◆ STATED PROBLEM: Will you output all of the data below exactly, omitting the images?

◆ SUPPLIED INFORMATION:
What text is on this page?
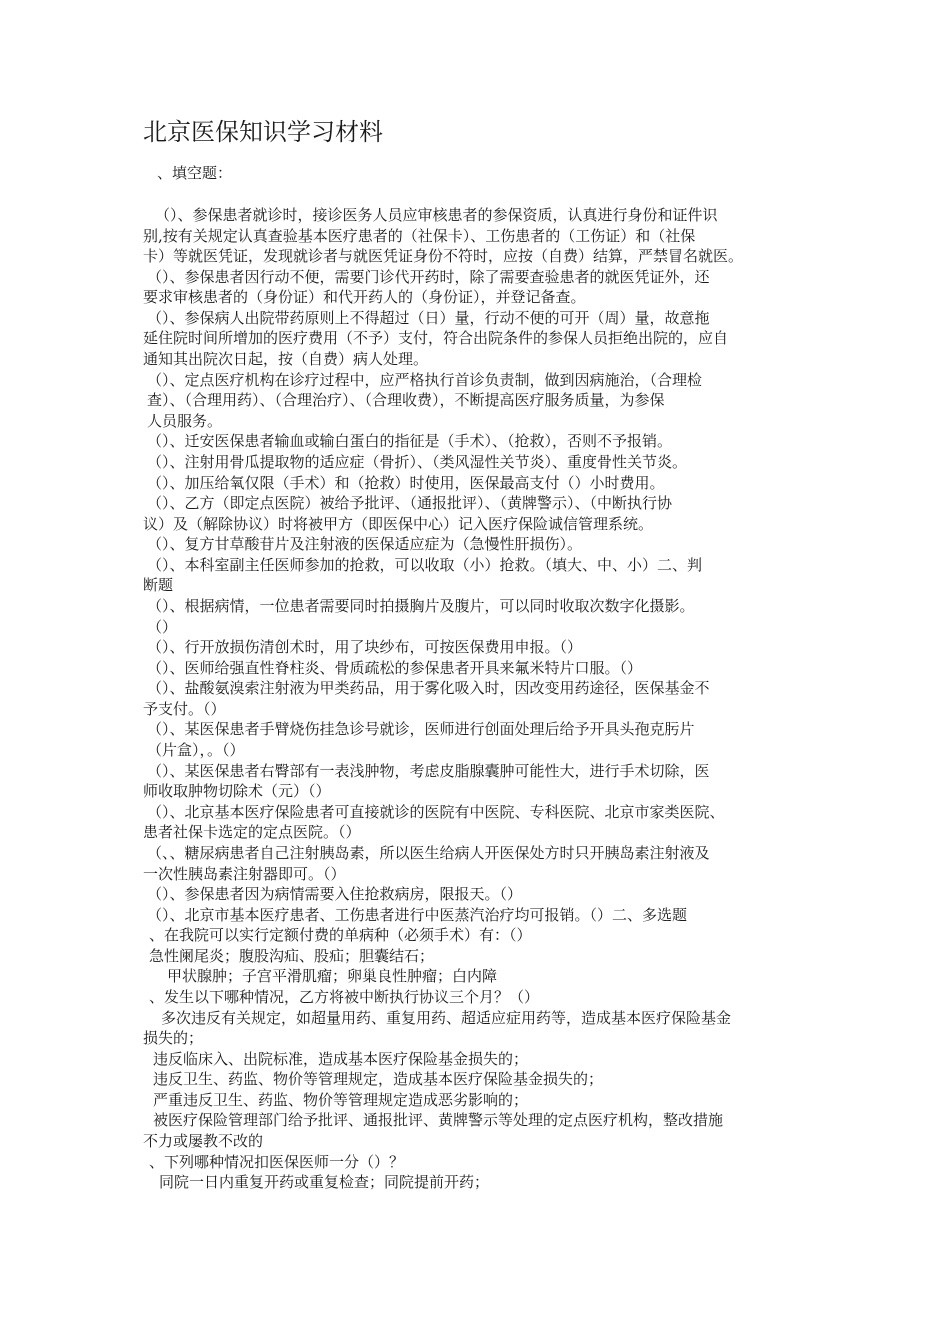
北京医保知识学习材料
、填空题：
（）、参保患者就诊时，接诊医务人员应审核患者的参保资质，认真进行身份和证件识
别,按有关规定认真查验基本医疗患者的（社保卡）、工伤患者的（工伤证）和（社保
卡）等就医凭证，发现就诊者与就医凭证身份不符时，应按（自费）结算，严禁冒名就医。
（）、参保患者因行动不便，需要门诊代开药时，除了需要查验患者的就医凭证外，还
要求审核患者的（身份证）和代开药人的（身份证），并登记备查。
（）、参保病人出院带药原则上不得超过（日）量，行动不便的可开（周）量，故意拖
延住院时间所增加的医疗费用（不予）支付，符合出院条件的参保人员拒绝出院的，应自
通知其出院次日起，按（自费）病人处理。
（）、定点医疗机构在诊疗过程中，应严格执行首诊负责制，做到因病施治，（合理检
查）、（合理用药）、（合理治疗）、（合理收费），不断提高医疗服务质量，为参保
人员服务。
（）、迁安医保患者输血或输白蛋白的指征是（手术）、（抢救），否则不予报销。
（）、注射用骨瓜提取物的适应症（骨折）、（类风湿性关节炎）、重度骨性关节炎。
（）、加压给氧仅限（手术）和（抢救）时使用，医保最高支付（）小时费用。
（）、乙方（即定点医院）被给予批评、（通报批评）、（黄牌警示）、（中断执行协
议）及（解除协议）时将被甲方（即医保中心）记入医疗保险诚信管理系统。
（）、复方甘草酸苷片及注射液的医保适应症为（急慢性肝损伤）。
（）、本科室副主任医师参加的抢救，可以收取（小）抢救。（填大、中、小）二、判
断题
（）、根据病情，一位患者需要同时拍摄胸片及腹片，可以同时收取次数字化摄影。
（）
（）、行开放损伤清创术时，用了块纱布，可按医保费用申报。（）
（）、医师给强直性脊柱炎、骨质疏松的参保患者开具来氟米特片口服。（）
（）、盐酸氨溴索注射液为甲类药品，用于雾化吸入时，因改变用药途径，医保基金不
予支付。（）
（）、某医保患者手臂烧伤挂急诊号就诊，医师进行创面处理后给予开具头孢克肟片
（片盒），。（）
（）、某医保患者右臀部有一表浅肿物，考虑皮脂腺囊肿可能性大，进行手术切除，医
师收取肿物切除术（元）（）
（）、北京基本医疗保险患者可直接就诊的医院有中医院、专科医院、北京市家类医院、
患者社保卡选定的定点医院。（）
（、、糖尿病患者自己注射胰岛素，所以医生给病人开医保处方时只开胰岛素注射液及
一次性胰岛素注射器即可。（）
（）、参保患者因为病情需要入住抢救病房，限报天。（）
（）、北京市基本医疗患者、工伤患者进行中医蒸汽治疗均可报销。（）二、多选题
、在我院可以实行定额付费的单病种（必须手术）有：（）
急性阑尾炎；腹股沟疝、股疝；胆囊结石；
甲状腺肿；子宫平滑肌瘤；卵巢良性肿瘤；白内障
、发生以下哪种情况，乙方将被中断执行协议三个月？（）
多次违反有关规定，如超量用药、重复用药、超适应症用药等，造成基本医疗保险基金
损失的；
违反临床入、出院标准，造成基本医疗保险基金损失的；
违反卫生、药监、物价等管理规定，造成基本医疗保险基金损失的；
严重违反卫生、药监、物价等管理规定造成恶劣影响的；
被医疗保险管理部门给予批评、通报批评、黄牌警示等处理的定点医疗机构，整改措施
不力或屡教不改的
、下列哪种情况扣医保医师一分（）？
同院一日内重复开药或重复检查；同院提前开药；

◆ TASK OUTPUT:
What text is on this page?
北京医保知识学习材料
、填空题：
（）、参保患者就诊时，接诊医务人员应审核患者的参保资质，认真进行身份和证件识
别,按有关规定认真查验基本医疗患者的（社保卡）、工伤患者的（工伤证）和（社保
卡）等就医凭证，发现就诊者与就医凭证身份不符时，应按（自费）结算，严禁冒名就医。
（）、参保患者因行动不便，需要门诊代开药时，除了需要查验患者的就医凭证外，还
要求审核患者的（身份证）和代开药人的（身份证），并登记备查。
（）、参保病人出院带药原则上不得超过（日）量，行动不便的可开（周）量，故意拖
延住院时间所增加的医疗费用（不予）支付，符合出院条件的参保人员拒绝出院的，应自
通知其出院次日起，按（自费）病人处理。
（）、定点医疗机构在诊疗过程中，应严格执行首诊负责制，做到因病施治，（合理检
查）、（合理用药）、（合理治疗）、（合理收费），不断提高医疗服务质量，为参保
人员服务。
（）、迁安医保患者输血或输白蛋白的指征是（手术）、（抢救），否则不予报销。
（）、注射用骨瓜提取物的适应症（骨折）、（类风湿性关节炎）、重度骨性关节炎。
（）、加压给氧仅限（手术）和（抢救）时使用，医保最高支付（）小时费用。
（）、乙方（即定点医院）被给予批评、（通报批评）、（黄牌警示）、（中断执行协
议）及（解除协议）时将被甲方（即医保中心）记入医疗保险诚信管理系统。
（）、复方甘草酸苷片及注射液的医保适应症为（急慢性肝损伤）。
（）、本科室副主任医师参加的抢救，可以收取（小）抢救。（填大、中、小）二、判
断题
（）、根据病情，一位患者需要同时拍摄胸片及腹片，可以同时收取次数字化摄影。
（）
（）、行开放损伤清创术时，用了块纱布，可按医保费用申报。（）
（）、医师给强直性脊柱炎、骨质疏松的参保患者开具来氟米特片口服。（）
（）、盐酸氨溴索注射液为甲类药品，用于雾化吸入时，因改变用药途径，医保基金不
予支付。（）
（）、某医保患者手臂烧伤挂急诊号就诊，医师进行创面处理后给予开具头孢克肟片
（片盒），。（）
（）、某医保患者右臀部有一表浅肿物，考虑皮脂腺囊肿可能性大，进行手术切除，医
师收取肿物切除术（元）（）
（）、北京基本医疗保险患者可直接就诊的医院有中医院、专科医院、北京市家类医院、
患者社保卡选定的定点医院。（）
（、、糖尿病患者自己注射胰岛素，所以医生给病人开医保处方时只开胰岛素注射液及
一次性胰岛素注射器即可。（）
（）、参保患者因为病情需要入住抢救病房，限报天。（）
（）、北京市基本医疗患者、工伤患者进行中医蒸汽治疗均可报销。（）二、多选题
、在我院可以实行定额付费的单病种（必须手术）有：（）
急性阑尾炎；腹股沟疝、股疝；胆囊结石；
甲状腺肿；子宫平滑肌瘤；卵巢良性肿瘤；白内障
、发生以下哪种情况，乙方将被中断执行协议三个月？（）
多次违反有关规定，如超量用药、重复用药、超适应症用药等，造成基本医疗保险基金
损失的；
违反临床入、出院标准，造成基本医疗保险基金损失的；
违反卫生、药监、物价等管理规定，造成基本医疗保险基金损失的；
严重违反卫生、药监、物价等管理规定造成恶劣影响的；
被医疗保险管理部门给予批评、通报批评、黄牌警示等处理的定点医疗机构，整改措施
不力或屡教不改的
、下列哪种情况扣医保医师一分（）？
同院一日内重复开药或重复检查；同院提前开药；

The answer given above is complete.